● Direction
Reproduce each line of the material exactly, minus any picture.

+++ Provided information

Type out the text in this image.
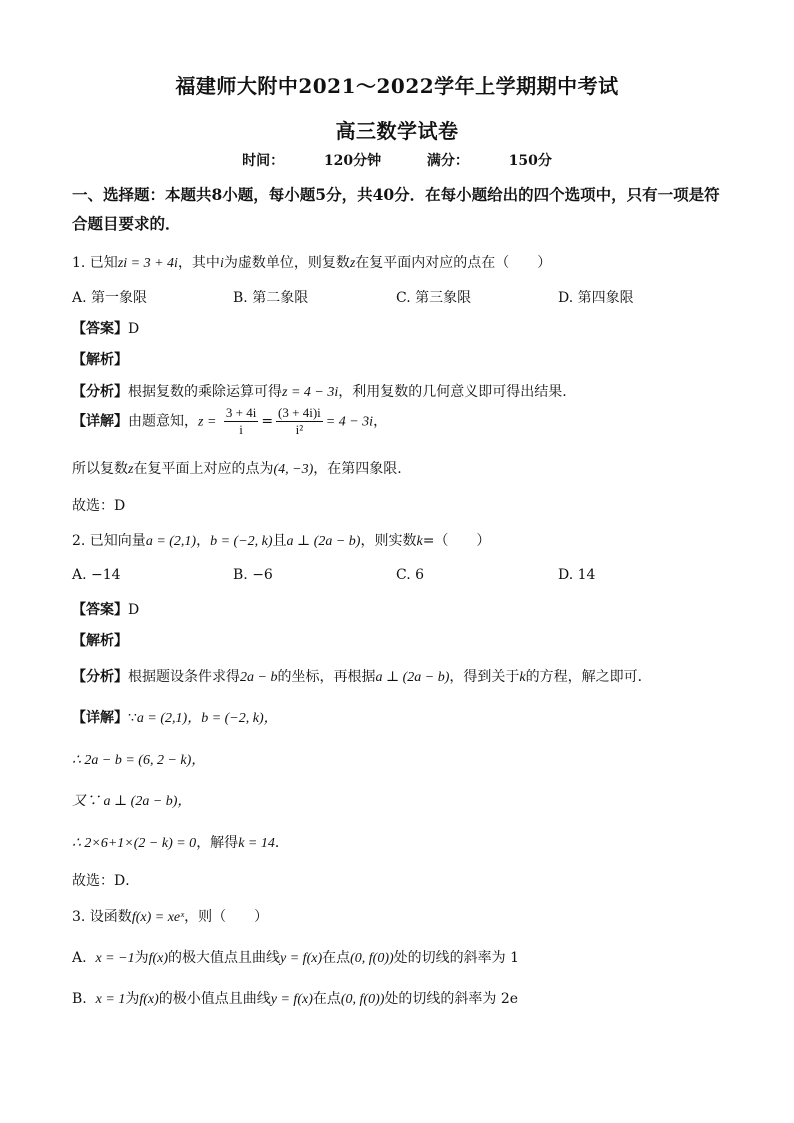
福建师大附中2021～2022学年上学期期中考试
高三数学试卷
时间：	120分钟	满分：	150分
一、选择题：本题共8小题，每小题5分，共40分．在每小题给出的四个选项中，只有一项是符合题目要求的．
1. 已知zi = 3 + 4i，其中i为虚数单位，则复数z在复平面内对应的点在（　　）
A. 第一象限	B. 第二象限	C. 第三象限	D. 第四象限
【答案】D
【解析】
【分析】根据复数的乘除运算可得z = 4 − 3i，利用复数的几何意义即可得出结果.
【详解】由题意知，$z = \frac{3 + 4i}{i} = \frac{(3 + 4i)i}{\text{i²}} = 4 - 3i$，
所以复数z在复平面上对应的点为(4, −3)，在第四象限.
故选：D
2. 已知向量a = (2,1)，b = (−2, k)且a ⊥ (2a − b)，则实数k=（　　）
A. −14	B. −6	C. 6	D. 14
【答案】D
【解析】
【分析】根据题设条件求得2a − b的坐标，再根据a ⊥ (2a − b)，得到关于k的方程，解之即可．
【详解】∵a = (2,1)，b = (−2, k)，
∴ 2a − b = (6, 2 − k)，
又∵ a ⊥ (2a − b)，
∴ 2×6+1×(2 − k) = 0，解得k = 14．
故选：D．
3. 设函数f(x) = xeˣ，则（　　）
A. x = −1为f(x)的极大值点且曲线y = f(x)在点(0, f(0))处的切线的斜率为 1
B. x = 1为f(x)的极小值点且曲线y = f(x)在点(0, f(0))处的切线的斜率为 2e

++++++

● Complete response
Type out the text in this image.
福建师大附中2021～2022学年上学期期中考试
高三数学试卷
时间：	120分钟	满分：	150分
一、选择题：本题共8小题，每小题5分，共40分．在每小题给出的四个选项中，只有一项是符合题目要求的．
1. 已知zi = 3 + 4i，其中i为虚数单位，则复数z在复平面内对应的点在（　　）
A. 第一象限	B. 第二象限	C. 第三象限	D. 第四象限
【答案】D
【解析】
【分析】根据复数的乘除运算可得z = 4 − 3i，利用复数的几何意义即可得出结果.
【详解】由题意知，$z = \frac{3 + 4i}{i} = \frac{(3 + 4i)i}{\text{i²}} = 4 - 3i$，
所以复数z在复平面上对应的点为(4, −3)，在第四象限.
故选：D
2. 已知向量a = (2,1)，b = (−2, k)且a ⊥ (2a − b)，则实数k=（　　）
A. −14	B. −6	C. 6	D. 14
【答案】D
【解析】
【分析】根据题设条件求得2a − b的坐标，再根据a ⊥ (2a − b)，得到关于k的方程，解之即可．
【详解】∵a = (2,1)，b = (−2, k)，
∴ 2a − b = (6, 2 − k)，
又∵ a ⊥ (2a − b)，
∴ 2×6+1×(2 − k) = 0，解得k = 14．
故选：D．
3. 设函数f(x) = xeˣ，则（　　）
A. x = −1为f(x)的极大值点且曲线y = f(x)在点(0, f(0))处的切线的斜率为 1
B. x = 1为f(x)的极小值点且曲线y = f(x)在点(0, f(0))处的切线的斜率为 2e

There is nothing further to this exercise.